# [Using the information]
• A. From the article on emergency department opioid nudges, extract the passage between "A Penn Medicine" and "of Medicine showed.", inclusive.
• B. List every role the opioid nudge article gives for Margaret Lowenstein.

# [Extract provided]
-- Opening Marker --

Auto-nudges increase emergency department treatment of opioid use disorder

A Penn Medicine study finds assessment for opioid withdrawal doubles when a triage screening question is paired with electronic health record automated prompts.

A program nudging emergency department clinicians to identify and treat opioid use disorder was found to double assessment for opioid withdrawal and increase initiation of evidence-based treatment, a new study from Penn’s Perelman School of Medicine showed.

A triage screening question to be asked by nurses was applied alongside an automated nudge in the electronic health record to increase clinicians’ awareness of patients with opioid use disorder and improve the likelihood patients would receive more comprehensive care in the emergency department. In addition to an observed increase in withdrawal assessments, the prompts were also associated with boosts in prescriptions for lifesaving medications used to treat opioid use disorder. The findings were published in Annals of Emergency Medicine.

Person in scrubs wheeling gurney into a hospital
Image: iStock/Sviatlana Lazarenka

“The big-picture context is that treatment with medications for opioid use disorder is highly effective, lowers mortality from overdoses by more than half, and doubles engagement with treatment after discharge from the emergency department,” says Margaret Lowenstein, an assistant professor of medicine, the research director of the Penn Center for Addiction Medicine and Policy (CAMP), and the study’s first author. “Our findings indicate that the screening and prompts help clinicians to recognize patients and increasingly initiate important care for them.”

-- Closing Marker --

# [Information supplied]
-- Opening Marker --

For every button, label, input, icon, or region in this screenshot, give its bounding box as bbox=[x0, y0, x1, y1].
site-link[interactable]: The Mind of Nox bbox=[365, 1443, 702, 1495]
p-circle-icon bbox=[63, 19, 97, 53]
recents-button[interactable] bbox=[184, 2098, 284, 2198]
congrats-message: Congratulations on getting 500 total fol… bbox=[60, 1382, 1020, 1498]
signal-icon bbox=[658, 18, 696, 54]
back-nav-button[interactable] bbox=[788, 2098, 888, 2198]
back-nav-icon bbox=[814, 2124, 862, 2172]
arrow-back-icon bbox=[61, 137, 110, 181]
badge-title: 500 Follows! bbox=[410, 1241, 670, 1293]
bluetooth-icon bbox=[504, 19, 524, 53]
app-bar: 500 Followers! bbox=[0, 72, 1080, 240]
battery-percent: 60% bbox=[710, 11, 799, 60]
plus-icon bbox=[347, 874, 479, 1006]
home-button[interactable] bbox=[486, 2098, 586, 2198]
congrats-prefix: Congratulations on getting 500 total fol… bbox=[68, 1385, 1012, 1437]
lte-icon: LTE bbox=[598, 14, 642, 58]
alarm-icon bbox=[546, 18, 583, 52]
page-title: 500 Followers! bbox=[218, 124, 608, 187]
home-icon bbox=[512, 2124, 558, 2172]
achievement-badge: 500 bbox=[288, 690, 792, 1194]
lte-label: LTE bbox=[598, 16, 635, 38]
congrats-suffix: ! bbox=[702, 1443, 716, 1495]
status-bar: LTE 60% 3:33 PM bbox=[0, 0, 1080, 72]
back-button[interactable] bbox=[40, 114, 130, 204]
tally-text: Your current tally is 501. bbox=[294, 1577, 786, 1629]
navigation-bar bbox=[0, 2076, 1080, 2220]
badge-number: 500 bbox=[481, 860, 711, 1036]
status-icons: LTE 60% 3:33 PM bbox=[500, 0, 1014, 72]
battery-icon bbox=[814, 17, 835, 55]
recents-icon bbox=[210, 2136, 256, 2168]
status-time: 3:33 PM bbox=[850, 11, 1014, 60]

-- Closing Marker --

# [Exercise results]
• A.
A Penn Medicine study finds assessment for opioid withdrawal doubles when a triage screening question is paired with electronic health record automated prompts.

A program nudging emergency department clinicians to identify and treat opioid use disorder was found to double assessment for opioid withdrawal and increase initiation of evidence-based treatment, a new study from Penn’s Perelman School of Medicine showed.

• B.
- Assistant professor of medicine
- Research director of the Penn Center for Addiction Medicine and Policy (CAMP)
- The study's first author